> What this task involves: Provide an exact copy of the data, excluding the images.

begin Listed entries

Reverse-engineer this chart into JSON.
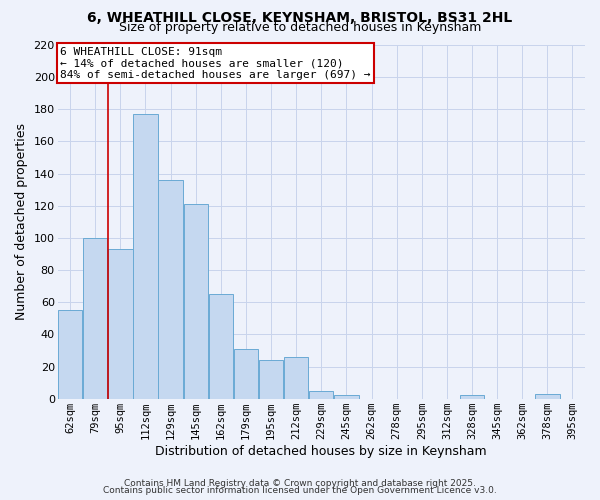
{
  "title1": "6, WHEATHILL CLOSE, KEYNSHAM, BRISTOL, BS31 2HL",
  "title2": "Size of property relative to detached houses in Keynsham",
  "xlabel": "Distribution of detached houses by size in Keynsham",
  "ylabel": "Number of detached properties",
  "footer1": "Contains HM Land Registry data © Crown copyright and database right 2025.",
  "footer2": "Contains public sector information licensed under the Open Government Licence v3.0.",
  "bin_labels": [
    "62sqm",
    "79sqm",
    "95sqm",
    "112sqm",
    "129sqm",
    "145sqm",
    "162sqm",
    "179sqm",
    "195sqm",
    "212sqm",
    "229sqm",
    "245sqm",
    "262sqm",
    "278sqm",
    "295sqm",
    "312sqm",
    "328sqm",
    "345sqm",
    "362sqm",
    "378sqm",
    "395sqm"
  ],
  "bar_values": [
    55,
    100,
    93,
    177,
    136,
    121,
    65,
    31,
    24,
    26,
    5,
    2,
    0,
    0,
    0,
    0,
    2,
    0,
    0,
    3,
    0
  ],
  "bar_color": "#c5d8f0",
  "bar_edge_color": "#6aaad4",
  "background_color": "#eef2fb",
  "grid_color": "#c8d4ec",
  "vline_color": "#cc0000",
  "vline_x": 1.5,
  "annotation_title": "6 WHEATHILL CLOSE: 91sqm",
  "annotation_line1": "← 14% of detached houses are smaller (120)",
  "annotation_line2": "84% of semi-detached houses are larger (697) →",
  "annotation_box_color": "#cc0000",
  "ylim": [
    0,
    220
  ],
  "yticks": [
    0,
    20,
    40,
    60,
    80,
    100,
    120,
    140,
    160,
    180,
    200,
    220
  ]
}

end Listed entries

> Solution to this exercise:
Reverse-engineer this chart into JSON.
{
  "title1": "6, WHEATHILL CLOSE, KEYNSHAM, BRISTOL, BS31 2HL",
  "title2": "Size of property relative to detached houses in Keynsham",
  "xlabel": "Distribution of detached houses by size in Keynsham",
  "ylabel": "Number of detached properties",
  "footer1": "Contains HM Land Registry data © Crown copyright and database right 2025.",
  "footer2": "Contains public sector information licensed under the Open Government Licence v3.0.",
  "bin_labels": [
    "62sqm",
    "79sqm",
    "95sqm",
    "112sqm",
    "129sqm",
    "145sqm",
    "162sqm",
    "179sqm",
    "195sqm",
    "212sqm",
    "229sqm",
    "245sqm",
    "262sqm",
    "278sqm",
    "295sqm",
    "312sqm",
    "328sqm",
    "345sqm",
    "362sqm",
    "378sqm",
    "395sqm"
  ],
  "bar_values": [
    55,
    100,
    93,
    177,
    136,
    121,
    65,
    31,
    24,
    26,
    5,
    2,
    0,
    0,
    0,
    0,
    2,
    0,
    0,
    3,
    0
  ],
  "bar_color": "#c5d8f0",
  "bar_edge_color": "#6aaad4",
  "background_color": "#eef2fb",
  "grid_color": "#c8d4ec",
  "vline_color": "#cc0000",
  "vline_x": 1.5,
  "annotation_title": "6 WHEATHILL CLOSE: 91sqm",
  "annotation_line1": "← 14% of detached houses are smaller (120)",
  "annotation_line2": "84% of semi-detached houses are larger (697) →",
  "annotation_box_color": "#cc0000",
  "ylim": [
    0,
    220
  ],
  "yticks": [
    0,
    20,
    40,
    60,
    80,
    100,
    120,
    140,
    160,
    180,
    200,
    220
  ]
}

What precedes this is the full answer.